### What you have to do
Give only a count of the lines that include the string "корпуса".

(Records from a dataset)
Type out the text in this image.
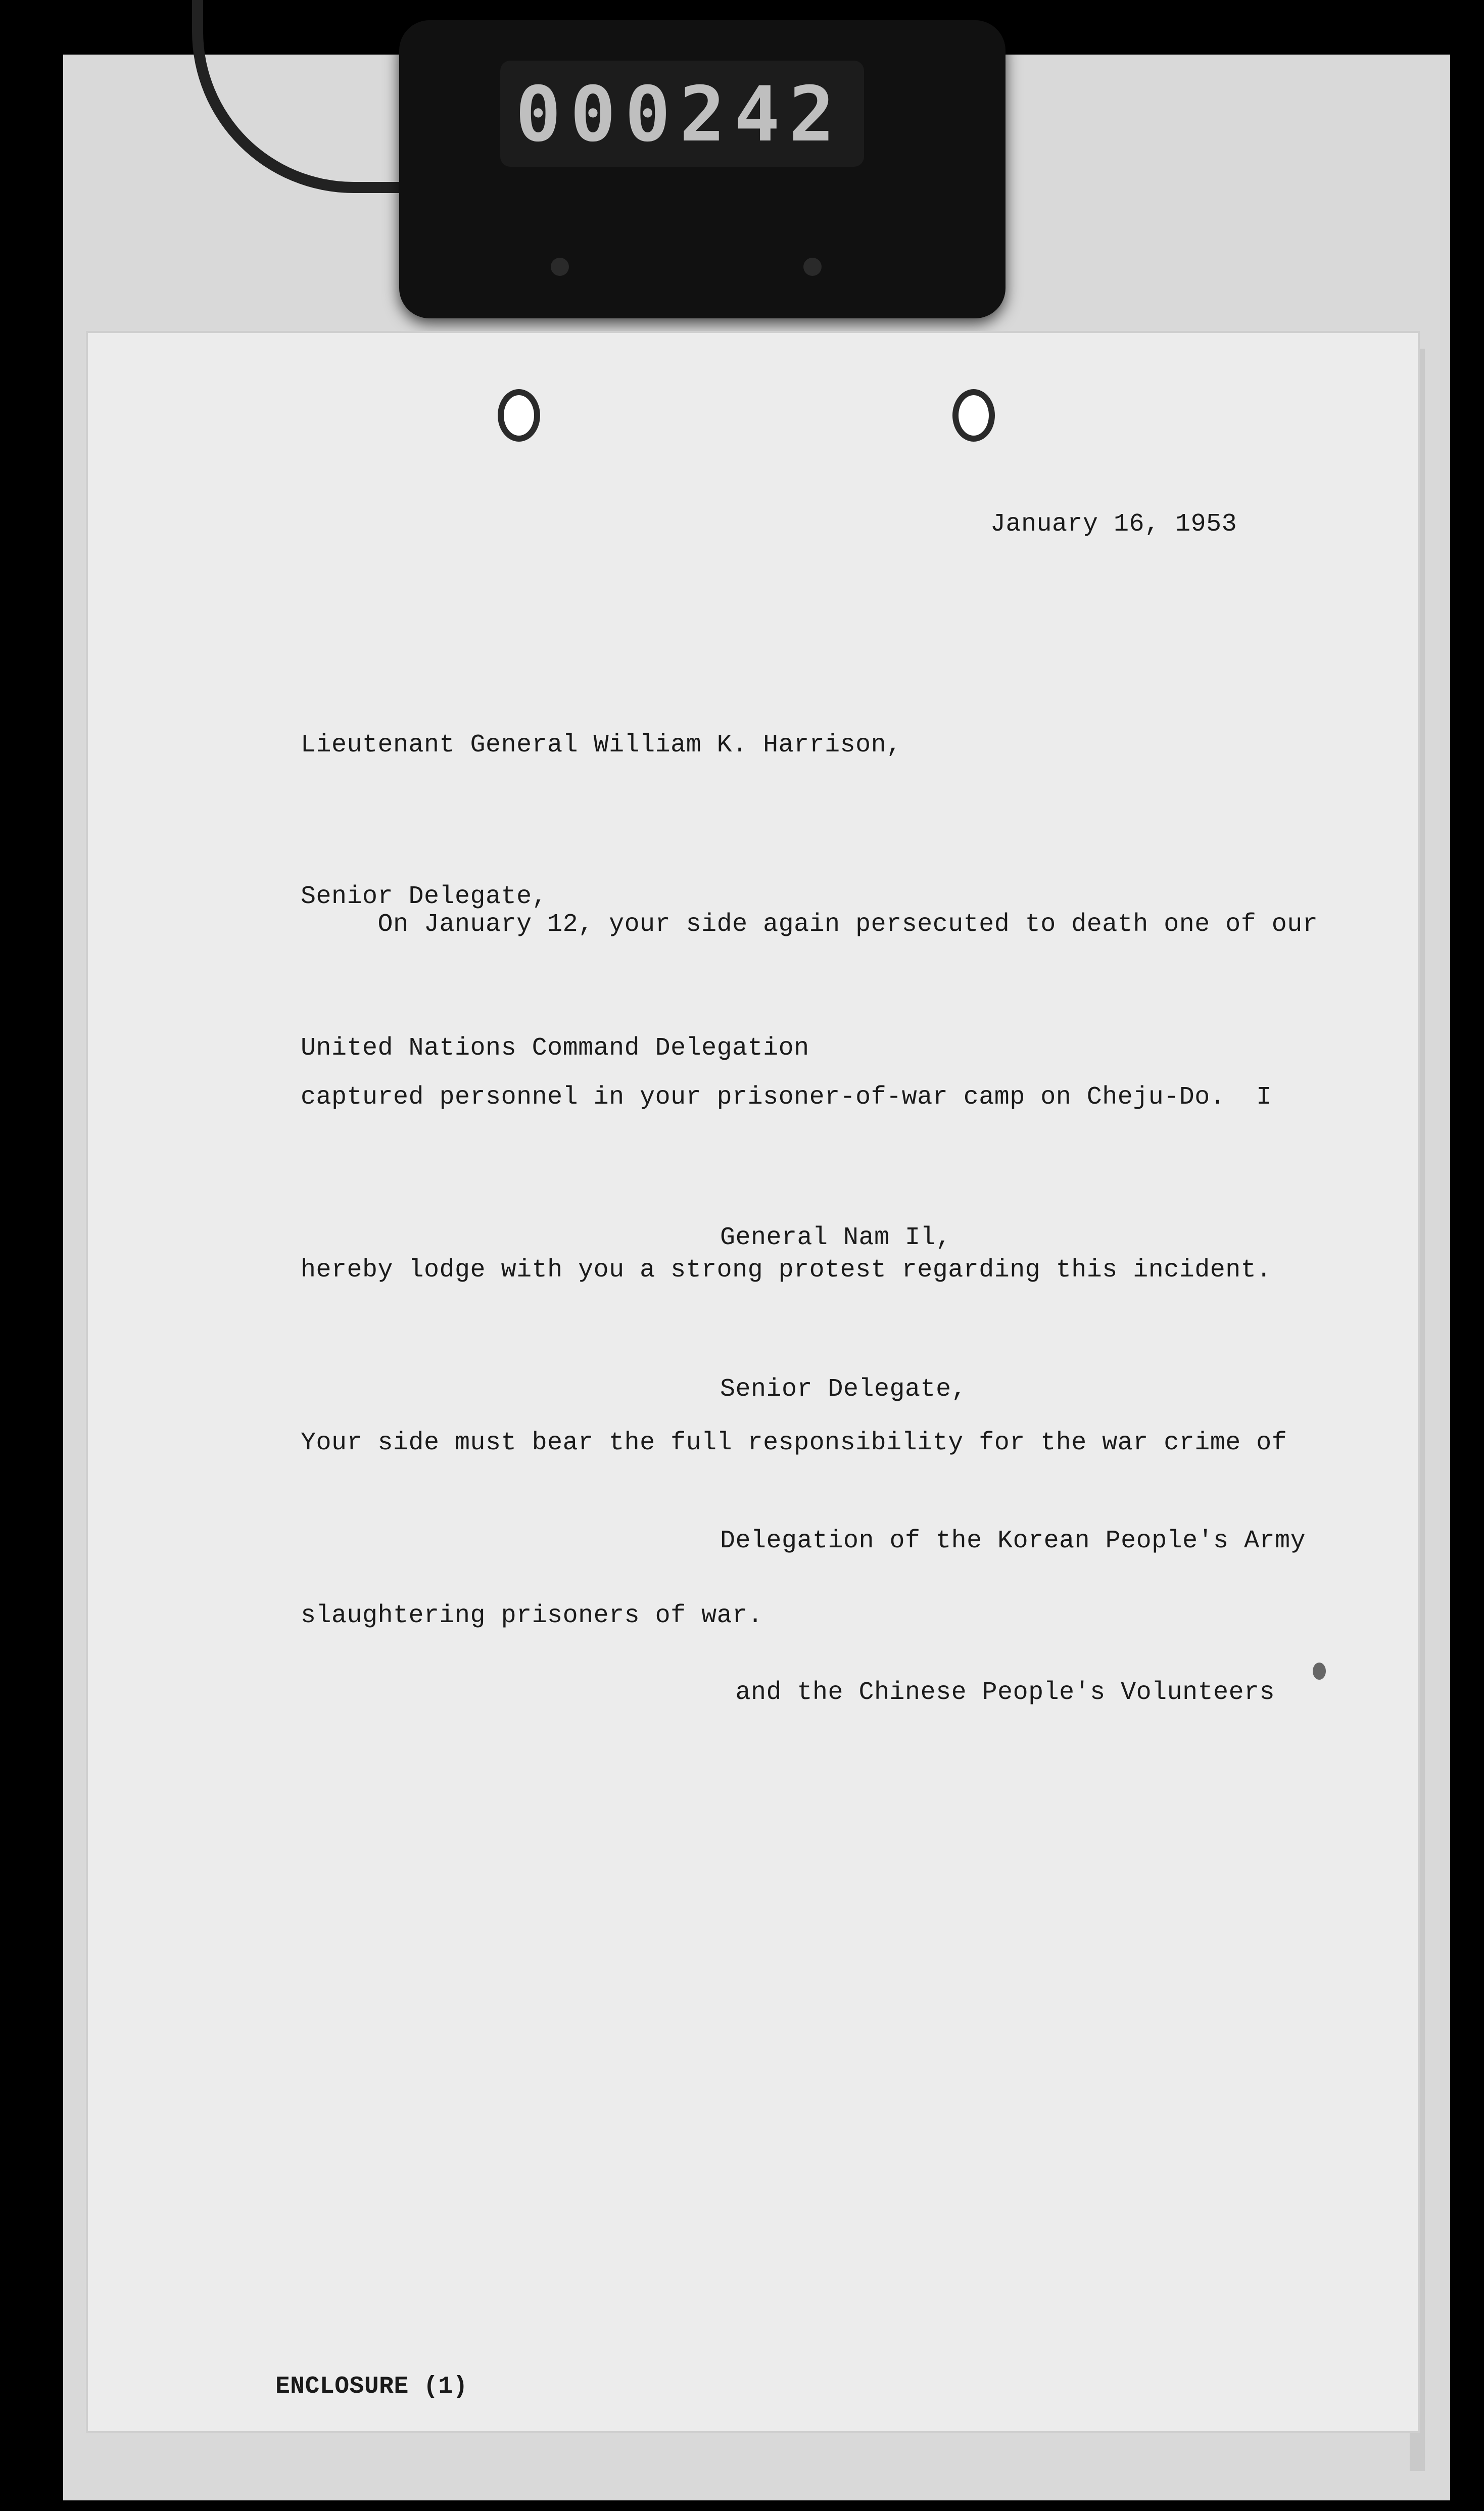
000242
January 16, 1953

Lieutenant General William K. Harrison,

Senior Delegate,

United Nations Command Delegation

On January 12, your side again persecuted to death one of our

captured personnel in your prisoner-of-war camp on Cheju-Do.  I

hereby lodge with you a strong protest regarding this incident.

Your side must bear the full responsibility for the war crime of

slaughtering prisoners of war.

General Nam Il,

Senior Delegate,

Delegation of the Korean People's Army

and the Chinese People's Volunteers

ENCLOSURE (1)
---
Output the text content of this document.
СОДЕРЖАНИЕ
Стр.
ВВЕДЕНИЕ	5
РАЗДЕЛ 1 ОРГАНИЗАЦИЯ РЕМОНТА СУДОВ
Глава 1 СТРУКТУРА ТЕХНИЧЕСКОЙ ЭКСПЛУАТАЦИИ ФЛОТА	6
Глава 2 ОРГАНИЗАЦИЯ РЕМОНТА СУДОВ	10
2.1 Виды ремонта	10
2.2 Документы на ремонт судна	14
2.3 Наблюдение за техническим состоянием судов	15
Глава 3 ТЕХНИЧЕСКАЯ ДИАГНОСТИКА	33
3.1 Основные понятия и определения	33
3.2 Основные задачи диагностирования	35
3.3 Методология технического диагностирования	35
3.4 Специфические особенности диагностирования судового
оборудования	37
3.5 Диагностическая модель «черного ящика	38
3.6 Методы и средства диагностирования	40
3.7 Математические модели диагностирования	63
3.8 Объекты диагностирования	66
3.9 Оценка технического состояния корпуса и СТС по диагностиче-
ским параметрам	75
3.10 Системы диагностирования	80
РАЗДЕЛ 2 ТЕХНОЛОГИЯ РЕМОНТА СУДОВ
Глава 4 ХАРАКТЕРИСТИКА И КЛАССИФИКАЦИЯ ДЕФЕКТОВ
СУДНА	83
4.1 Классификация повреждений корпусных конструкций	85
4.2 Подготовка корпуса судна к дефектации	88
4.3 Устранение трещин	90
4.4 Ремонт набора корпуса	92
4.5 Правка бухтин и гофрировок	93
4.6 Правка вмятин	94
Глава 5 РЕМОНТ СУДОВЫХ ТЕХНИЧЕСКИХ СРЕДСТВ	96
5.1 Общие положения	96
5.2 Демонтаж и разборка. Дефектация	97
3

### Exercise output
3